Exercise directions: Restate the whole listing word for word. Pictures are left out.

Provided records:
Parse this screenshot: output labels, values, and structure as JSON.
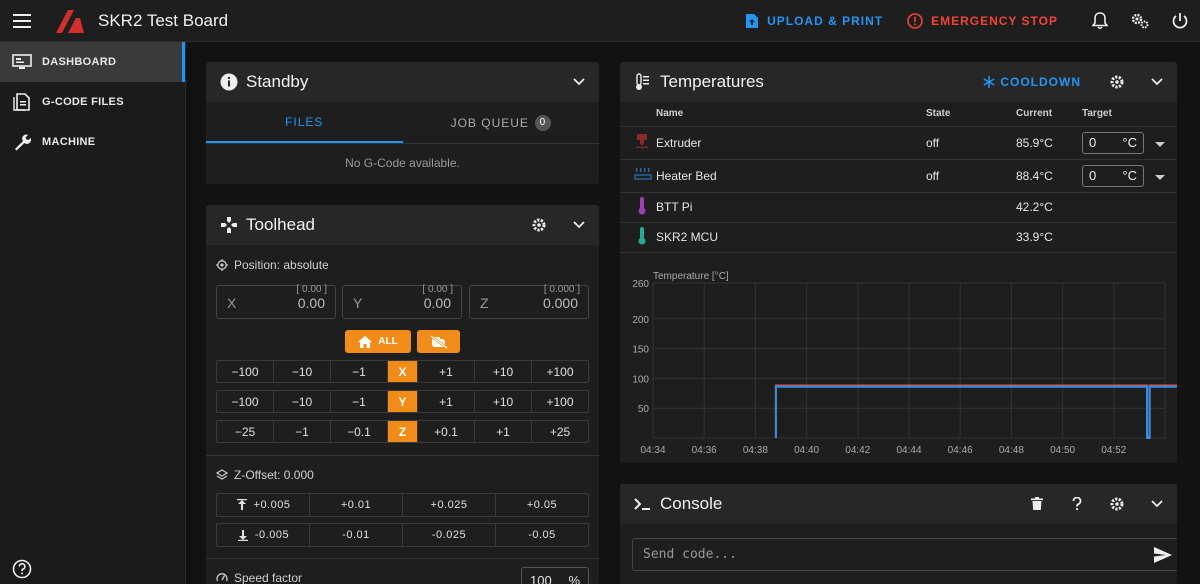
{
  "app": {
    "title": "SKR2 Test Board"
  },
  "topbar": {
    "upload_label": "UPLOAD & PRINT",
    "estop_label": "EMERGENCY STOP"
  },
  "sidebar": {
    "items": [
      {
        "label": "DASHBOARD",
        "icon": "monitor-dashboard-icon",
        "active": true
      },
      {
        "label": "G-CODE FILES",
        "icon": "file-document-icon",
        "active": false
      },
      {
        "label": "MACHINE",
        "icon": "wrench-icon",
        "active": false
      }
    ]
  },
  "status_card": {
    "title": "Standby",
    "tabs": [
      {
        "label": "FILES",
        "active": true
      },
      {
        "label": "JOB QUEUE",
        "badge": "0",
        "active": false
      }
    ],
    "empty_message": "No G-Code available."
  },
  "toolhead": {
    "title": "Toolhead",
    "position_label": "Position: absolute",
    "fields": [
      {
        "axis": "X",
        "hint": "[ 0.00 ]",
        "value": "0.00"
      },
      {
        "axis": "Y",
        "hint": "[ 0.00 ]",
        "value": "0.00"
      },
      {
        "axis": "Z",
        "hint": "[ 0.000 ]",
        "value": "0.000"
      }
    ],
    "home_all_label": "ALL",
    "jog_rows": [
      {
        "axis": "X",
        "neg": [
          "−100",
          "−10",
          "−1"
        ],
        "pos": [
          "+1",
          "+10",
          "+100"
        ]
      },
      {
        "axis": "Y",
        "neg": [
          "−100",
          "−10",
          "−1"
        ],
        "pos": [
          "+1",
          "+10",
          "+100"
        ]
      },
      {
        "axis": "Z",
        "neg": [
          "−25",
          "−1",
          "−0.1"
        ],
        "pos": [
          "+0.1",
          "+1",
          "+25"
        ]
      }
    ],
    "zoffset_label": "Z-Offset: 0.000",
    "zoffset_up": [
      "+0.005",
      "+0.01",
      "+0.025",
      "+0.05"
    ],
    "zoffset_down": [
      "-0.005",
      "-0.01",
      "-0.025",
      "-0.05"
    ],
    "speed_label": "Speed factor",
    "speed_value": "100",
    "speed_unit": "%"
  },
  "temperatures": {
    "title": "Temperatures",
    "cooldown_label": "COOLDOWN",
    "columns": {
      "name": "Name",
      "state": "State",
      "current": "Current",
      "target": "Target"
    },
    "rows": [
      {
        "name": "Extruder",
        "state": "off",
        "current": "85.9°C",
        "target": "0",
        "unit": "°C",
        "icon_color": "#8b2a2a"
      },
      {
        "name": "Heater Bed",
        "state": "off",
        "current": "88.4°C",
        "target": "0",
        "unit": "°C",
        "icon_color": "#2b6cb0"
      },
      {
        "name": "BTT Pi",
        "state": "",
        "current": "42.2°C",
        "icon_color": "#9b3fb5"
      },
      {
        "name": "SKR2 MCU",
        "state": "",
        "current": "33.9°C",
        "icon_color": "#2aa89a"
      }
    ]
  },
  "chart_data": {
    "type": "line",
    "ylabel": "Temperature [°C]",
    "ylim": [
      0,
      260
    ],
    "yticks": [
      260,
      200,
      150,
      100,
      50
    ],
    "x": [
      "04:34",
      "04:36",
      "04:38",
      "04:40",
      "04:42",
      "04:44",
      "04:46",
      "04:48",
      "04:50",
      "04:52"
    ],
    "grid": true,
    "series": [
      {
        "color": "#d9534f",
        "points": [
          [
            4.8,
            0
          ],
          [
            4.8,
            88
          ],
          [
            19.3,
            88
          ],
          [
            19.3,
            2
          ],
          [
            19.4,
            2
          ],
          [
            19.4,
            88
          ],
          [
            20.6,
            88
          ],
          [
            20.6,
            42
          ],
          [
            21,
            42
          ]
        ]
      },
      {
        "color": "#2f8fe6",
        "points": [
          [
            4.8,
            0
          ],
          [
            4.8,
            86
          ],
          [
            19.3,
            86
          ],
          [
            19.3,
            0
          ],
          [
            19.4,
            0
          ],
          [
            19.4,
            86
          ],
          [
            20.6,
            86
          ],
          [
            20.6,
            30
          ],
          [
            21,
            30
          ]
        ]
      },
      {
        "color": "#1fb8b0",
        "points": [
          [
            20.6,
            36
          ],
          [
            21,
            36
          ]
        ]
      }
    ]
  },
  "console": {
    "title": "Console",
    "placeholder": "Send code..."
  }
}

Exercise answer:
Parse this screenshot: output labels, values, and structure as JSON.
{
  "app": {
    "title": "SKR2 Test Board"
  },
  "topbar": {
    "upload_label": "UPLOAD & PRINT",
    "estop_label": "EMERGENCY STOP"
  },
  "sidebar": {
    "items": [
      {
        "label": "DASHBOARD",
        "icon": "monitor-dashboard-icon",
        "active": true
      },
      {
        "label": "G-CODE FILES",
        "icon": "file-document-icon",
        "active": false
      },
      {
        "label": "MACHINE",
        "icon": "wrench-icon",
        "active": false
      }
    ]
  },
  "status_card": {
    "title": "Standby",
    "tabs": [
      {
        "label": "FILES",
        "active": true
      },
      {
        "label": "JOB QUEUE",
        "badge": "0",
        "active": false
      }
    ],
    "empty_message": "No G-Code available."
  },
  "toolhead": {
    "title": "Toolhead",
    "position_label": "Position: absolute",
    "fields": [
      {
        "axis": "X",
        "hint": "[ 0.00 ]",
        "value": "0.00"
      },
      {
        "axis": "Y",
        "hint": "[ 0.00 ]",
        "value": "0.00"
      },
      {
        "axis": "Z",
        "hint": "[ 0.000 ]",
        "value": "0.000"
      }
    ],
    "home_all_label": "ALL",
    "jog_rows": [
      {
        "axis": "X",
        "neg": [
          "−100",
          "−10",
          "−1"
        ],
        "pos": [
          "+1",
          "+10",
          "+100"
        ]
      },
      {
        "axis": "Y",
        "neg": [
          "−100",
          "−10",
          "−1"
        ],
        "pos": [
          "+1",
          "+10",
          "+100"
        ]
      },
      {
        "axis": "Z",
        "neg": [
          "−25",
          "−1",
          "−0.1"
        ],
        "pos": [
          "+0.1",
          "+1",
          "+25"
        ]
      }
    ],
    "zoffset_label": "Z-Offset: 0.000",
    "zoffset_up": [
      "+0.005",
      "+0.01",
      "+0.025",
      "+0.05"
    ],
    "zoffset_down": [
      "-0.005",
      "-0.01",
      "-0.025",
      "-0.05"
    ],
    "speed_label": "Speed factor",
    "speed_value": "100",
    "speed_unit": "%"
  },
  "temperatures": {
    "title": "Temperatures",
    "cooldown_label": "COOLDOWN",
    "columns": {
      "name": "Name",
      "state": "State",
      "current": "Current",
      "target": "Target"
    },
    "rows": [
      {
        "name": "Extruder",
        "state": "off",
        "current": "85.9°C",
        "target": "0",
        "unit": "°C",
        "icon_color": "#8b2a2a"
      },
      {
        "name": "Heater Bed",
        "state": "off",
        "current": "88.4°C",
        "target": "0",
        "unit": "°C",
        "icon_color": "#2b6cb0"
      },
      {
        "name": "BTT Pi",
        "state": "",
        "current": "42.2°C",
        "icon_color": "#9b3fb5"
      },
      {
        "name": "SKR2 MCU",
        "state": "",
        "current": "33.9°C",
        "icon_color": "#2aa89a"
      }
    ]
  },
  "chart_data": {
    "type": "line",
    "ylabel": "Temperature [°C]",
    "ylim": [
      0,
      260
    ],
    "yticks": [
      260,
      200,
      150,
      100,
      50
    ],
    "x": [
      "04:34",
      "04:36",
      "04:38",
      "04:40",
      "04:42",
      "04:44",
      "04:46",
      "04:48",
      "04:50",
      "04:52"
    ],
    "grid": true,
    "series": [
      {
        "color": "#d9534f",
        "points": [
          [
            4.8,
            0
          ],
          [
            4.8,
            88
          ],
          [
            19.3,
            88
          ],
          [
            19.3,
            2
          ],
          [
            19.4,
            2
          ],
          [
            19.4,
            88
          ],
          [
            20.6,
            88
          ],
          [
            20.6,
            42
          ],
          [
            21,
            42
          ]
        ]
      },
      {
        "color": "#2f8fe6",
        "points": [
          [
            4.8,
            0
          ],
          [
            4.8,
            86
          ],
          [
            19.3,
            86
          ],
          [
            19.3,
            0
          ],
          [
            19.4,
            0
          ],
          [
            19.4,
            86
          ],
          [
            20.6,
            86
          ],
          [
            20.6,
            30
          ],
          [
            21,
            30
          ]
        ]
      },
      {
        "color": "#1fb8b0",
        "points": [
          [
            20.6,
            36
          ],
          [
            21,
            36
          ]
        ]
      }
    ]
  },
  "console": {
    "title": "Console",
    "placeholder": "Send code..."
  }
}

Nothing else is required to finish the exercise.